* What is asked *
Return all entries precisely as they stand, without the images.

————

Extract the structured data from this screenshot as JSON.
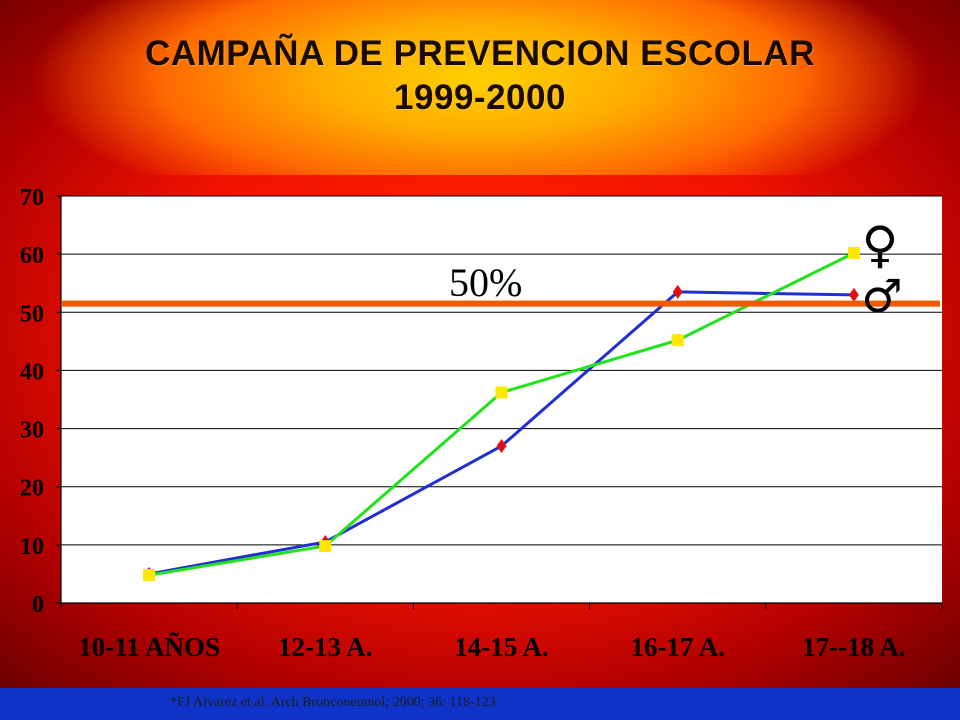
{
  "slide": {
    "title_line1": "CAMPAÑA DE PREVENCION ESCOLAR",
    "title_line2": "1999-2000",
    "citation": "*FJ Alvarez et al. Arch Bronconeumol; 2000;  36: 118-123"
  },
  "chart_data": {
    "type": "line",
    "categories": [
      "10-11 AÑOS",
      "12-13 A.",
      "14-15 A.",
      "16-17 A.",
      "17--18 A."
    ],
    "series": [
      {
        "name": "♂",
        "color": "#1f2fd0",
        "marker": "diamond",
        "marker_color": "#e01010",
        "values": [
          5,
          10.5,
          27,
          53.5,
          53
        ]
      },
      {
        "name": "♀",
        "color": "#22e21c",
        "marker": "square",
        "marker_color": "#ffe800",
        "values": [
          4.8,
          9.8,
          36.2,
          45.2,
          60.2
        ]
      }
    ],
    "ylim": [
      0,
      70
    ],
    "yticks": [
      0,
      10,
      20,
      30,
      40,
      50,
      60,
      70
    ],
    "grid": true,
    "reference_line": {
      "value": 51.5,
      "label": "50%",
      "color": "#f05a00"
    }
  }
}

————

* Reply to the task *
Extract the structured data from this screenshot as JSON.
{
  "slide": {
    "title_line1": "CAMPAÑA DE PREVENCION ESCOLAR",
    "title_line2": "1999-2000",
    "citation": "*FJ Alvarez et al. Arch Bronconeumol; 2000;  36: 118-123"
  },
  "chart_data": {
    "type": "line",
    "categories": [
      "10-11 AÑOS",
      "12-13 A.",
      "14-15 A.",
      "16-17 A.",
      "17--18 A."
    ],
    "series": [
      {
        "name": "♂",
        "color": "#1f2fd0",
        "marker": "diamond",
        "marker_color": "#e01010",
        "values": [
          5,
          10.5,
          27,
          53.5,
          53
        ]
      },
      {
        "name": "♀",
        "color": "#22e21c",
        "marker": "square",
        "marker_color": "#ffe800",
        "values": [
          4.8,
          9.8,
          36.2,
          45.2,
          60.2
        ]
      }
    ],
    "ylim": [
      0,
      70
    ],
    "yticks": [
      0,
      10,
      20,
      30,
      40,
      50,
      60,
      70
    ],
    "grid": true,
    "reference_line": {
      "value": 51.5,
      "label": "50%",
      "color": "#f05a00"
    }
  }
}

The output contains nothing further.